Given instruction: Nothing in the data should change when you return it, but leave the pictures out.

Information supplied:
'''
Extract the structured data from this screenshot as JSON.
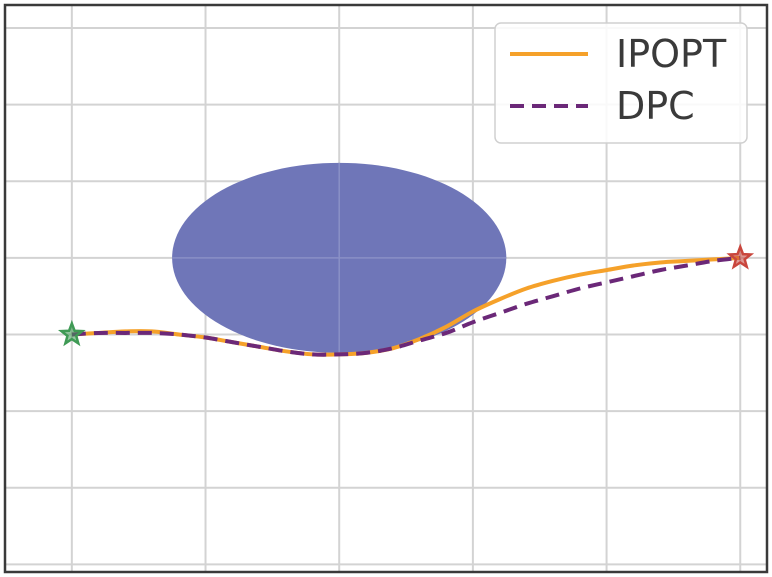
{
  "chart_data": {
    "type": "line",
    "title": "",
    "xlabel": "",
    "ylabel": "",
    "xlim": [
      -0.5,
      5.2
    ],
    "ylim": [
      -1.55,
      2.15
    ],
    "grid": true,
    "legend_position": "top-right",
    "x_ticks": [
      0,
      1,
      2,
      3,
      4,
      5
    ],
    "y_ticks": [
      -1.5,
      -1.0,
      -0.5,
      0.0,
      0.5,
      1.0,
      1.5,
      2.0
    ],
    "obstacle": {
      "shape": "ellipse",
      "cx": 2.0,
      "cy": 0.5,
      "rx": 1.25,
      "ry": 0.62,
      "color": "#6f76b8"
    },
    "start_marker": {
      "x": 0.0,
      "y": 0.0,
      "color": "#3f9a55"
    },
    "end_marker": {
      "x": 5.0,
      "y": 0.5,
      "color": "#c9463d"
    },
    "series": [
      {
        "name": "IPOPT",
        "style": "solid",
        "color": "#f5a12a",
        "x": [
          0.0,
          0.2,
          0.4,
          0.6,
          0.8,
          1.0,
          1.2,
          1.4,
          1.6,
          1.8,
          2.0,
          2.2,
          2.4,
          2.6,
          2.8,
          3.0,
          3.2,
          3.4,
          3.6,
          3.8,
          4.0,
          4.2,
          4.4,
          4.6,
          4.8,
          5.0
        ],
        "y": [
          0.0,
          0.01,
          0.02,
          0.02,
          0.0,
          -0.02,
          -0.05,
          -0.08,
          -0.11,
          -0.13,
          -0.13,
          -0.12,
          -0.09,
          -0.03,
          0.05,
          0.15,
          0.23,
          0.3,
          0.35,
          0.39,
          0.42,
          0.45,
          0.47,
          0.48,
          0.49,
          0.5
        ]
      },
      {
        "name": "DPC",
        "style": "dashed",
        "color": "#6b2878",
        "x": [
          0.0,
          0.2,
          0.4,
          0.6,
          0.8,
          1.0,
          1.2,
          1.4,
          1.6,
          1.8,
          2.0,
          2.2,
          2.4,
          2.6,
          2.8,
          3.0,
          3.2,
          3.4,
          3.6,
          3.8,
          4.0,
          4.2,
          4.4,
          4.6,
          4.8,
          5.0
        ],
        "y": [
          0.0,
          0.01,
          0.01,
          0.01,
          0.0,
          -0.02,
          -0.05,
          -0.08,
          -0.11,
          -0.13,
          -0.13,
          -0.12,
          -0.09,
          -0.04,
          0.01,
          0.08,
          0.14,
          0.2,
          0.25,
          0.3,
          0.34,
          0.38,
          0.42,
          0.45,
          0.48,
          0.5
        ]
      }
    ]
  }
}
'''
The output:
Extract the structured data from this screenshot as JSON.
{
  "chart_data": {
    "type": "line",
    "title": "",
    "xlabel": "",
    "ylabel": "",
    "xlim": [
      -0.5,
      5.2
    ],
    "ylim": [
      -1.55,
      2.15
    ],
    "grid": true,
    "legend_position": "top-right",
    "x_ticks": [
      0,
      1,
      2,
      3,
      4,
      5
    ],
    "y_ticks": [
      -1.5,
      -1.0,
      -0.5,
      0.0,
      0.5,
      1.0,
      1.5,
      2.0
    ],
    "obstacle": {
      "shape": "ellipse",
      "cx": 2.0,
      "cy": 0.5,
      "rx": 1.25,
      "ry": 0.62,
      "color": "#6f76b8"
    },
    "start_marker": {
      "x": 0.0,
      "y": 0.0,
      "color": "#3f9a55"
    },
    "end_marker": {
      "x": 5.0,
      "y": 0.5,
      "color": "#c9463d"
    },
    "series": [
      {
        "name": "IPOPT",
        "style": "solid",
        "color": "#f5a12a",
        "x": [
          0.0,
          0.2,
          0.4,
          0.6,
          0.8,
          1.0,
          1.2,
          1.4,
          1.6,
          1.8,
          2.0,
          2.2,
          2.4,
          2.6,
          2.8,
          3.0,
          3.2,
          3.4,
          3.6,
          3.8,
          4.0,
          4.2,
          4.4,
          4.6,
          4.8,
          5.0
        ],
        "y": [
          0.0,
          0.01,
          0.02,
          0.02,
          0.0,
          -0.02,
          -0.05,
          -0.08,
          -0.11,
          -0.13,
          -0.13,
          -0.12,
          -0.09,
          -0.03,
          0.05,
          0.15,
          0.23,
          0.3,
          0.35,
          0.39,
          0.42,
          0.45,
          0.47,
          0.48,
          0.49,
          0.5
        ]
      },
      {
        "name": "DPC",
        "style": "dashed",
        "color": "#6b2878",
        "x": [
          0.0,
          0.2,
          0.4,
          0.6,
          0.8,
          1.0,
          1.2,
          1.4,
          1.6,
          1.8,
          2.0,
          2.2,
          2.4,
          2.6,
          2.8,
          3.0,
          3.2,
          3.4,
          3.6,
          3.8,
          4.0,
          4.2,
          4.4,
          4.6,
          4.8,
          5.0
        ],
        "y": [
          0.0,
          0.01,
          0.01,
          0.01,
          0.0,
          -0.02,
          -0.05,
          -0.08,
          -0.11,
          -0.13,
          -0.13,
          -0.12,
          -0.09,
          -0.04,
          0.01,
          0.08,
          0.14,
          0.2,
          0.25,
          0.3,
          0.34,
          0.38,
          0.42,
          0.45,
          0.48,
          0.5
        ]
      }
    ]
  }
}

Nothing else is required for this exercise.